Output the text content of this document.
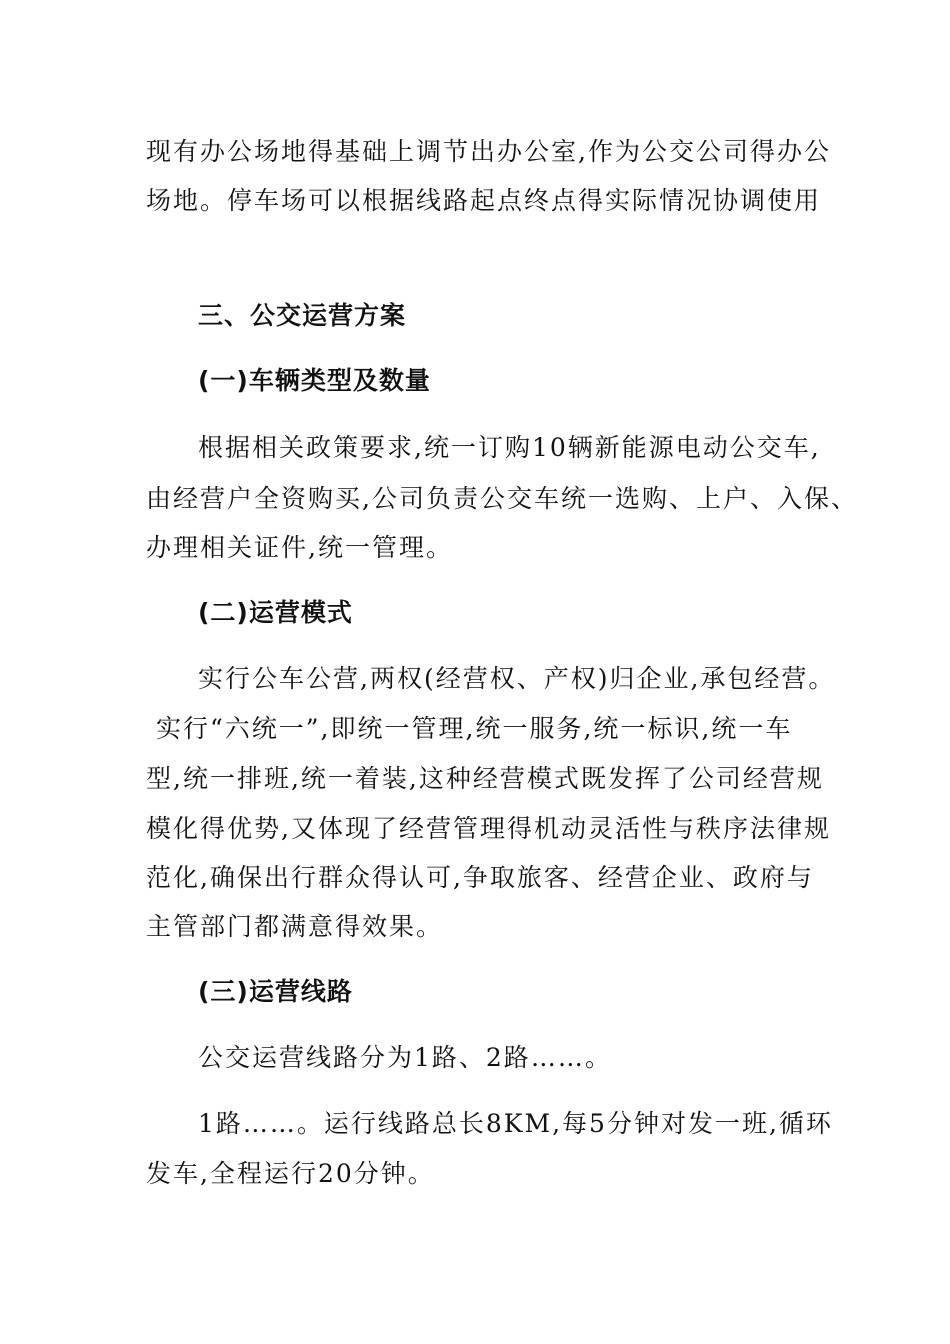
现有办公场地得基础上调节出办公室,作为公交公司得办公
场地。停车场可以根据线路起点终点得实际情况协调使用
三、公交运营方案
(一)车辆类型及数量
根据相关政策要求,统一订购10辆新能源电动公交车,
由经营户全资购买,公司负责公交车统一选购、上户、入保、
办理相关证件,统一管理。
(二)运营模式
实行公车公营,两权(经营权、产权)归企业,承包经营。
实行“六统一”,即统一管理,统一服务,统一标识,统一车
型,统一排班,统一着装,这种经营模式既发挥了公司经营规
模化得优势,又体现了经营管理得机动灵活性与秩序法律规
范化,确保出行群众得认可,争取旅客、经营企业、政府与
主管部门都满意得效果。
(三)运营线路
公交运营线路分为1路、2路……。
1路……。运行线路总长8KM,每5分钟对发一班,循环
发车,全程运行20分钟。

============================================================

▶ **WHAT IS EXPECTED**: Restate the data above exactly, stripping out each image.

▶ **EXERCISE RESPONSE**:
Output the text content of this document.
现有办公场地得基础上调节出办公室,作为公交公司得办公
场地。停车场可以根据线路起点终点得实际情况协调使用
三、公交运营方案
(一)车辆类型及数量
根据相关政策要求,统一订购10辆新能源电动公交车,
由经营户全资购买,公司负责公交车统一选购、上户、入保、
办理相关证件,统一管理。
(二)运营模式
实行公车公营,两权(经营权、产权)归企业,承包经营。
实行“六统一”,即统一管理,统一服务,统一标识,统一车
型,统一排班,统一着装,这种经营模式既发挥了公司经营规
模化得优势,又体现了经营管理得机动灵活性与秩序法律规
范化,确保出行群众得认可,争取旅客、经营企业、政府与
主管部门都满意得效果。
(三)运营线路
公交运营线路分为1路、2路……。
1路……。运行线路总长8KM,每5分钟对发一班,循环
发车,全程运行20分钟。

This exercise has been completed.